--- begin ---

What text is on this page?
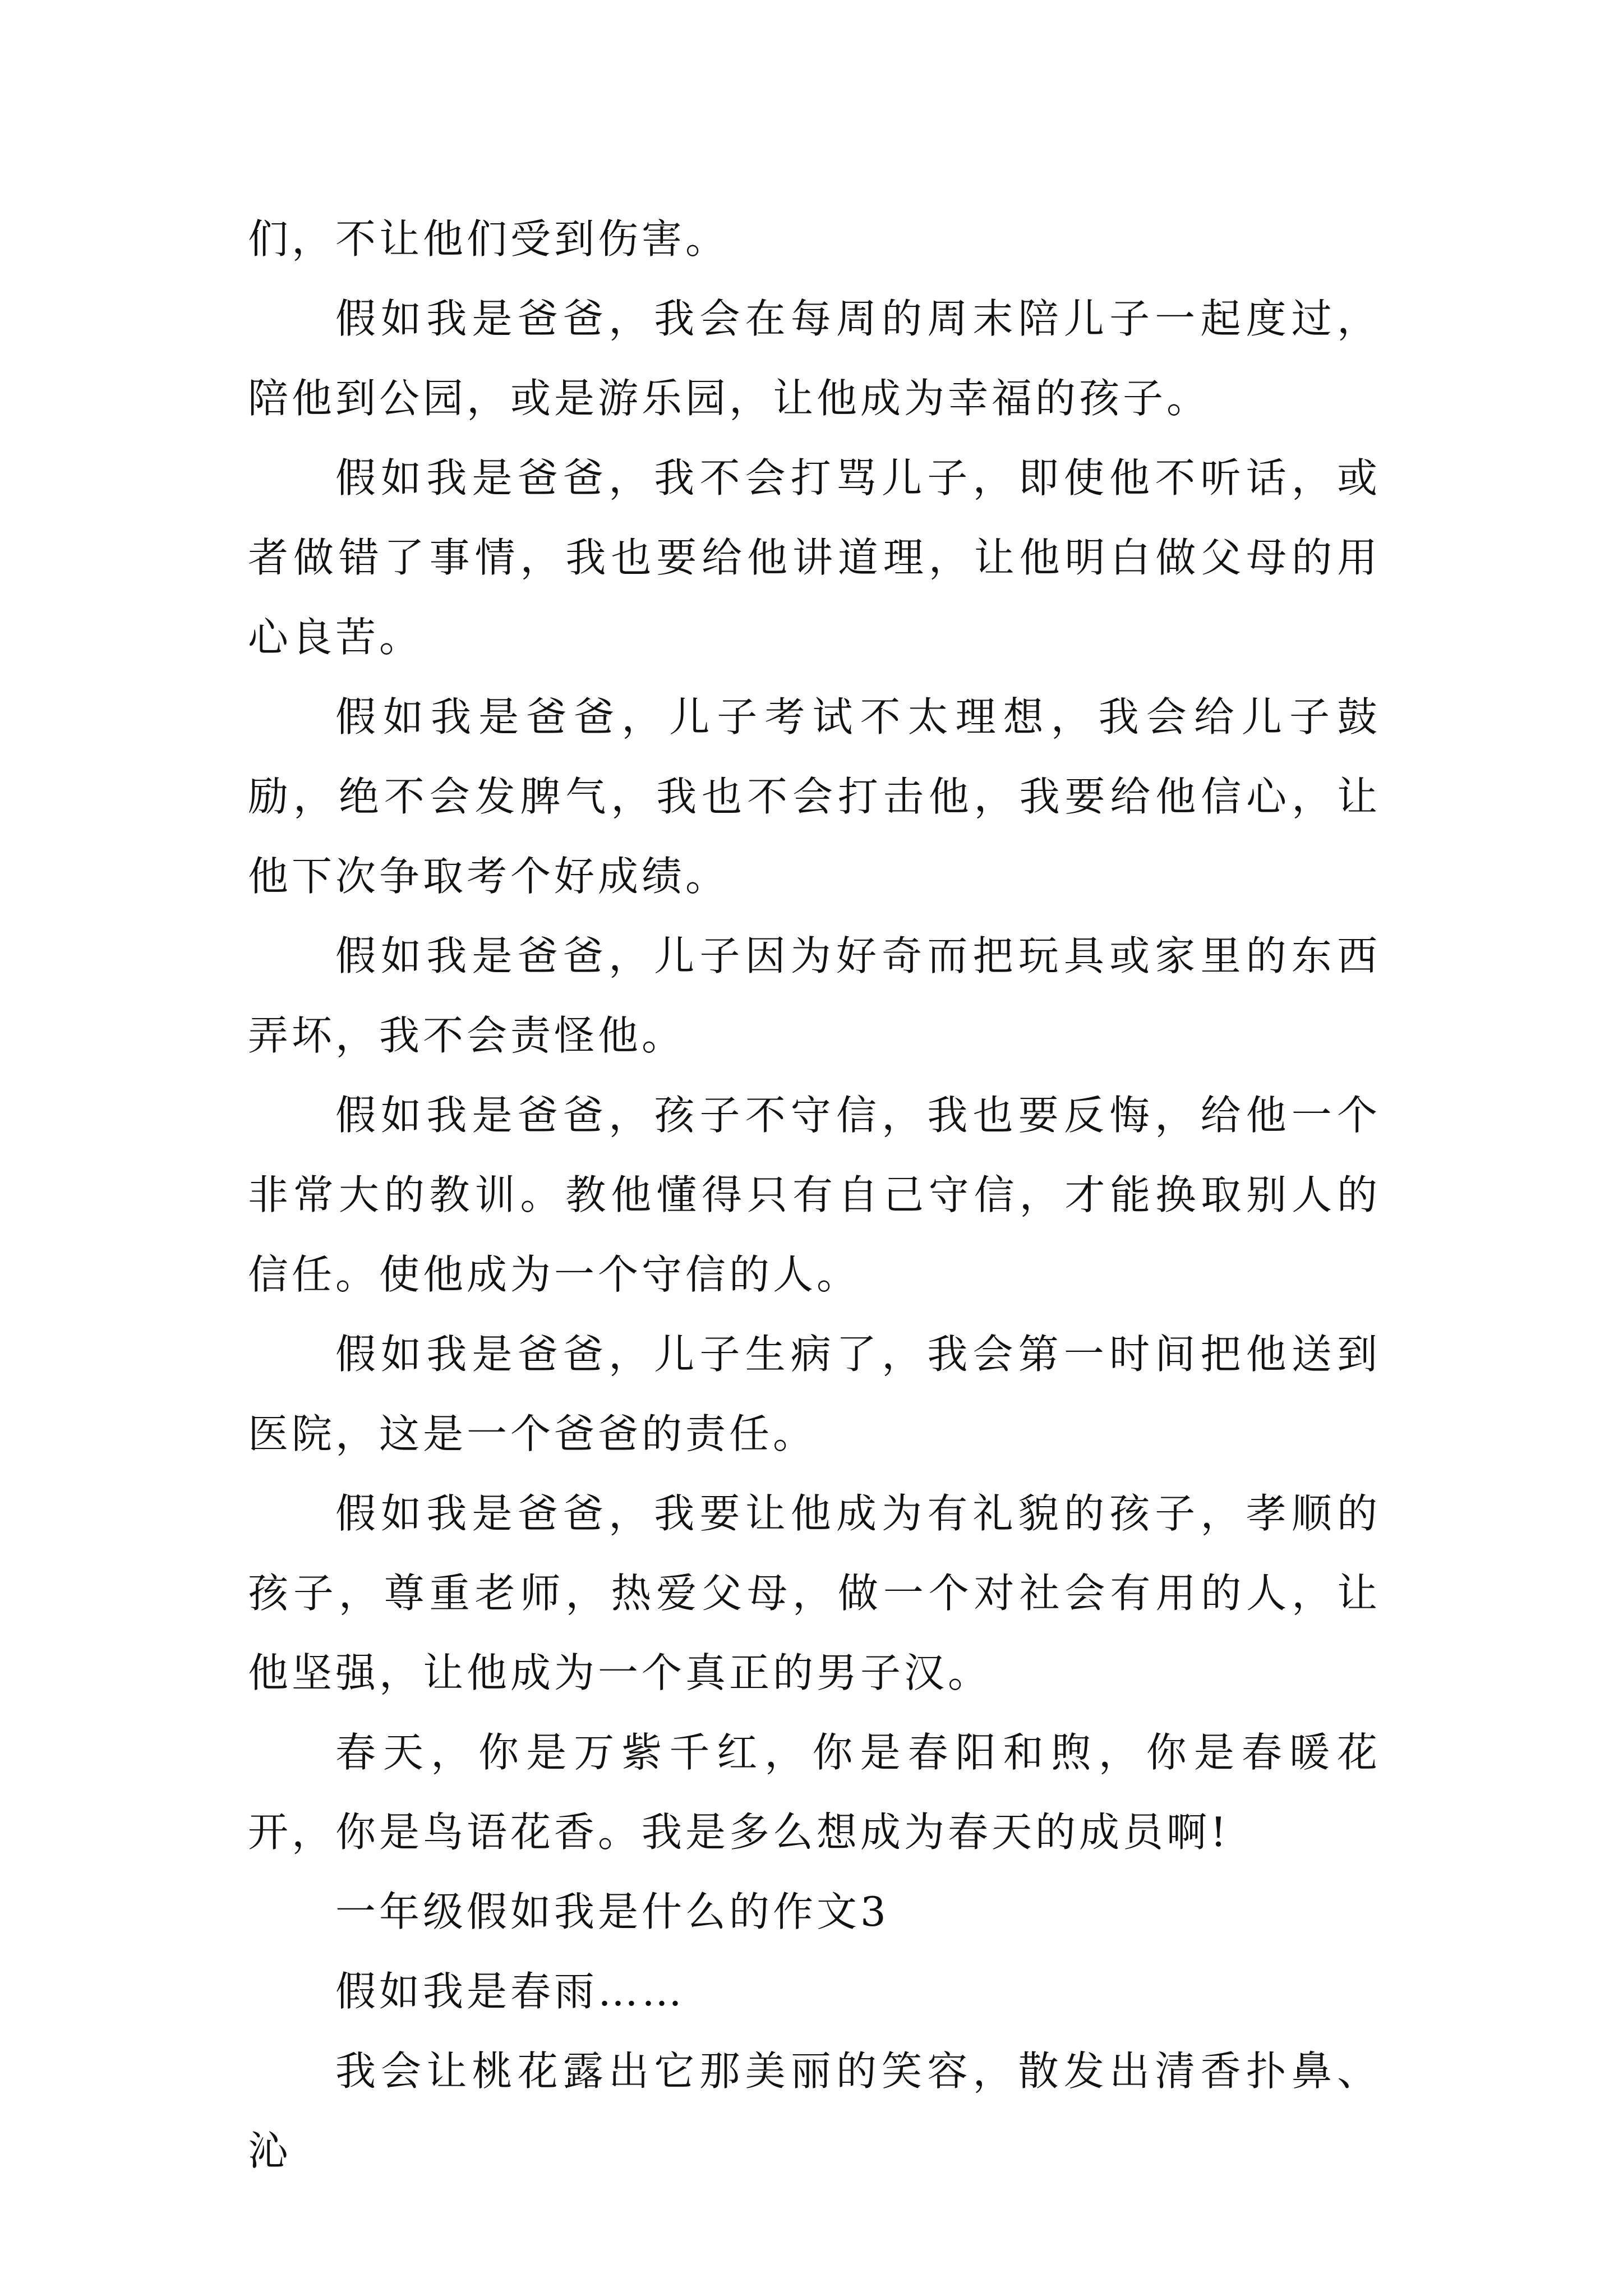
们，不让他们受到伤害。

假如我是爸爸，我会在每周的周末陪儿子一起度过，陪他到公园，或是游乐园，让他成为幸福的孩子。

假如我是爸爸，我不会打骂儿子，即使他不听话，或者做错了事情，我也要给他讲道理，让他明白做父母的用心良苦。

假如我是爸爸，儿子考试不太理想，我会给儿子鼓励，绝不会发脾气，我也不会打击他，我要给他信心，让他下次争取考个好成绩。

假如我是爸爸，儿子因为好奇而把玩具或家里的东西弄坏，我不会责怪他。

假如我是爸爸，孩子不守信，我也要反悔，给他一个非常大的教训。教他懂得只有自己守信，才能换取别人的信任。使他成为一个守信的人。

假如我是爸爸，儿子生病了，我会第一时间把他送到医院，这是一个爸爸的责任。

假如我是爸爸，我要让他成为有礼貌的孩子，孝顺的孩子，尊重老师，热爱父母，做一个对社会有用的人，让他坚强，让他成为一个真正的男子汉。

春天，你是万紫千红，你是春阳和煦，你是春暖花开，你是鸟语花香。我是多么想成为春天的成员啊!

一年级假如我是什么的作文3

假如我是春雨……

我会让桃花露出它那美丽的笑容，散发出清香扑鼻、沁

--- end ---

All of the data above should be transcribed verbatim, with pictures omitted.

**FINISHED TASK**.
What text is on this page?
们，不让他们受到伤害。

假如我是爸爸，我会在每周的周末陪儿子一起度过，陪他到公园，或是游乐园，让他成为幸福的孩子。

假如我是爸爸，我不会打骂儿子，即使他不听话，或者做错了事情，我也要给他讲道理，让他明白做父母的用心良苦。

假如我是爸爸，儿子考试不太理想，我会给儿子鼓励，绝不会发脾气，我也不会打击他，我要给他信心，让他下次争取考个好成绩。

假如我是爸爸，儿子因为好奇而把玩具或家里的东西弄坏，我不会责怪他。

假如我是爸爸，孩子不守信，我也要反悔，给他一个非常大的教训。教他懂得只有自己守信，才能换取别人的信任。使他成为一个守信的人。

假如我是爸爸，儿子生病了，我会第一时间把他送到医院，这是一个爸爸的责任。

假如我是爸爸，我要让他成为有礼貌的孩子，孝顺的孩子，尊重老师，热爱父母，做一个对社会有用的人，让他坚强，让他成为一个真正的男子汉。

春天，你是万紫千红，你是春阳和煦，你是春暖花开，你是鸟语花香。我是多么想成为春天的成员啊!

一年级假如我是什么的作文3

假如我是春雨……

我会让桃花露出它那美丽的笑容，散发出清香扑鼻、沁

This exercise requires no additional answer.